**REQUEST:** Check each line of the entries below for the string "type" and state how many lines have it, with no other text.

**RECORDS PROVIDED:**

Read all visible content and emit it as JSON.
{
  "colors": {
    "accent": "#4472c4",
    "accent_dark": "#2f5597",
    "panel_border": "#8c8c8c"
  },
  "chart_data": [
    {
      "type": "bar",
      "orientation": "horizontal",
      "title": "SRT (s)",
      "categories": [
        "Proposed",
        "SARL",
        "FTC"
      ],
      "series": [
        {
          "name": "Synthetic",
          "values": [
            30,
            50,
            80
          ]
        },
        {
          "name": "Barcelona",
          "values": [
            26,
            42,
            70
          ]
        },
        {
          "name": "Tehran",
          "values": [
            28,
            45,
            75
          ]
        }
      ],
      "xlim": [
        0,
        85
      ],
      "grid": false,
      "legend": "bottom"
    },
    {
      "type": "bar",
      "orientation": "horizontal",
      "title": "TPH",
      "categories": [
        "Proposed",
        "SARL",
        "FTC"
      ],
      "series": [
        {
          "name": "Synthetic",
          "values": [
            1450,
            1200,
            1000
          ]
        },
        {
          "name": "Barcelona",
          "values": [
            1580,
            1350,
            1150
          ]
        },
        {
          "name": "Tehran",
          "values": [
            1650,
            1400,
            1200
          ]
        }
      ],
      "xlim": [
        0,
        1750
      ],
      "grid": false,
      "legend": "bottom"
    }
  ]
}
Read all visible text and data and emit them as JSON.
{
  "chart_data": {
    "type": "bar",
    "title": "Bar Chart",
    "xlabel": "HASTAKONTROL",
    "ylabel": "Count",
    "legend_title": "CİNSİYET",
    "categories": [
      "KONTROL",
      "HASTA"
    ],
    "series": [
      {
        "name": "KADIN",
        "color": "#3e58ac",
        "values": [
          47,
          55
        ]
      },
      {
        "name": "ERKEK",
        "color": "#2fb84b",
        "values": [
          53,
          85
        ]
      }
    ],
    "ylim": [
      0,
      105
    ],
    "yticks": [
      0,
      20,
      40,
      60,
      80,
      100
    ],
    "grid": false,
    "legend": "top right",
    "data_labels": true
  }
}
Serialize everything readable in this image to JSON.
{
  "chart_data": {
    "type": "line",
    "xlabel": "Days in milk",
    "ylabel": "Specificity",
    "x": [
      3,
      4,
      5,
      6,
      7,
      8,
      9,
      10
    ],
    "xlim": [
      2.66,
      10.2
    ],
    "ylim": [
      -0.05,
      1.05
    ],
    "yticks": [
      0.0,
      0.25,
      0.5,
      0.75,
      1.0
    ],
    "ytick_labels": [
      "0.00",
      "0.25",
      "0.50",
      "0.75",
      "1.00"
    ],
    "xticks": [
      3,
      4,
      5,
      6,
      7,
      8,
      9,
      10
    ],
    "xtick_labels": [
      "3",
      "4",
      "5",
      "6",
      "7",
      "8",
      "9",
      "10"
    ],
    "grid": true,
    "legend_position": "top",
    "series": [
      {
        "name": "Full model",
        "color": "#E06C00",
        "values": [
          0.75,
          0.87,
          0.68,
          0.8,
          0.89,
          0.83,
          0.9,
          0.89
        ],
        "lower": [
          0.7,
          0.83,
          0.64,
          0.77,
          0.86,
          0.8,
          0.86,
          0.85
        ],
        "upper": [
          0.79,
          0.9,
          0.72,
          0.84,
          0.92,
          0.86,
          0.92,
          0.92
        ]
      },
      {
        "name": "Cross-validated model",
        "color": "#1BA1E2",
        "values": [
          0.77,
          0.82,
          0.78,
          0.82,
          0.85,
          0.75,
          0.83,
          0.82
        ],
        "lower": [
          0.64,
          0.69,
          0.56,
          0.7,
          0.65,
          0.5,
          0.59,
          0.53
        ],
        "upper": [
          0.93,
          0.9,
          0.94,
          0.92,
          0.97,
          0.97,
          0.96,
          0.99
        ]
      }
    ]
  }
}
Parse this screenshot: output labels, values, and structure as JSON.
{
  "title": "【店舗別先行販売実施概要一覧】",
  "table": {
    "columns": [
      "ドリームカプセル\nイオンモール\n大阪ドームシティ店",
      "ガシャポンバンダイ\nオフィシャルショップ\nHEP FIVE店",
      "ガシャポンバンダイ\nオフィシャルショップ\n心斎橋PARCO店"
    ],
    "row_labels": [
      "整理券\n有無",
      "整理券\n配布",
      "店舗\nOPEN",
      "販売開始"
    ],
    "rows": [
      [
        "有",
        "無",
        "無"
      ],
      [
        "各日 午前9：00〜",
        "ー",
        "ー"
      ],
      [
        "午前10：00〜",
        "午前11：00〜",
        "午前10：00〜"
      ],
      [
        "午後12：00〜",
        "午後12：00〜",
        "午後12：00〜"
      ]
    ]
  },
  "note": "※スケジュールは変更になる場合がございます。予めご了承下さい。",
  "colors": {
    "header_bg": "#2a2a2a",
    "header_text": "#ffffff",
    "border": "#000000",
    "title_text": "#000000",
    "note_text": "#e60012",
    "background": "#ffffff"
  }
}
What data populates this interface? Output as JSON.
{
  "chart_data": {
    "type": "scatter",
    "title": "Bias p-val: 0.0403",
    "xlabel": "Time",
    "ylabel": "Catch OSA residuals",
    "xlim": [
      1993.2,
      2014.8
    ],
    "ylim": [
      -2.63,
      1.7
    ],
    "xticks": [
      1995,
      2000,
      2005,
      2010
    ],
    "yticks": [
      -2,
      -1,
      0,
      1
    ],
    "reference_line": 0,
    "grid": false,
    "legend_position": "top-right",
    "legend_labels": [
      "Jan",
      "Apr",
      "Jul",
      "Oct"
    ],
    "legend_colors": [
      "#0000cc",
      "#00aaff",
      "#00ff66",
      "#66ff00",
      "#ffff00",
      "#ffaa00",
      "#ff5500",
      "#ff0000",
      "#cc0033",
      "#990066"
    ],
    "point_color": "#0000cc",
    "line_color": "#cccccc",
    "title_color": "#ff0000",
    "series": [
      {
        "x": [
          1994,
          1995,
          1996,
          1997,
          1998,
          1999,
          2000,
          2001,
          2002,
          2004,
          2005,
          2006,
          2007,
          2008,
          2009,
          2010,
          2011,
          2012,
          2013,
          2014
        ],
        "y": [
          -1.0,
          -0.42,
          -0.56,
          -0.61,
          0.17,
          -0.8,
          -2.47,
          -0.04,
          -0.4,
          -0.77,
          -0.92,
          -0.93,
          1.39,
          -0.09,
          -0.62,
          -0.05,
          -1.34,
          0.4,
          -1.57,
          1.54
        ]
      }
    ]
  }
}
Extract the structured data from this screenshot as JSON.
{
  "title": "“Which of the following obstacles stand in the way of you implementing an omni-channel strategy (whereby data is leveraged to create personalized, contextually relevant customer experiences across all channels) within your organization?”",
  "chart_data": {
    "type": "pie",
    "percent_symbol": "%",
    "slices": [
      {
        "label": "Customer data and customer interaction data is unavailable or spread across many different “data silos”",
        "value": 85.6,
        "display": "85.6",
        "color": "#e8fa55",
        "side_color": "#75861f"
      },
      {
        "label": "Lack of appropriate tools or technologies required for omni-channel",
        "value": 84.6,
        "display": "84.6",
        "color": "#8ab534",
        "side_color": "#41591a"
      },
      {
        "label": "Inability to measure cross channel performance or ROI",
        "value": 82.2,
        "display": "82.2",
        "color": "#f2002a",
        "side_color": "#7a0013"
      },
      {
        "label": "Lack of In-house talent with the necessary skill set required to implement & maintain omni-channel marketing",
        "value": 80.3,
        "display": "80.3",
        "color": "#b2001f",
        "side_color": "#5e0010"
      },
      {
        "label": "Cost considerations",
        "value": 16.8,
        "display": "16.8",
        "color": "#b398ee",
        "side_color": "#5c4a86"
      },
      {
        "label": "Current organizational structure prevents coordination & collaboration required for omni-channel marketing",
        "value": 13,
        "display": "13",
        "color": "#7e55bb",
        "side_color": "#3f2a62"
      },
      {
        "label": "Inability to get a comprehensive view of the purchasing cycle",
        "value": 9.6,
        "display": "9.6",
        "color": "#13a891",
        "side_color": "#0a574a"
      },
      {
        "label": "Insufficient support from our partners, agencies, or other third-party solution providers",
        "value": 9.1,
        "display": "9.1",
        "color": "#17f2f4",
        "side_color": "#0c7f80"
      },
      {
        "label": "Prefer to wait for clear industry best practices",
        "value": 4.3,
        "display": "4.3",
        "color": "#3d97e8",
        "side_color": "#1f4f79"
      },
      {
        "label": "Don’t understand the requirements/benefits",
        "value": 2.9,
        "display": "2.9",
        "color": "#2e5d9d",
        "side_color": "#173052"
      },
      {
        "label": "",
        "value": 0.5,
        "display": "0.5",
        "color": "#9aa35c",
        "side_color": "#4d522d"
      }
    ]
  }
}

**EXPECTED ANSWER:** 6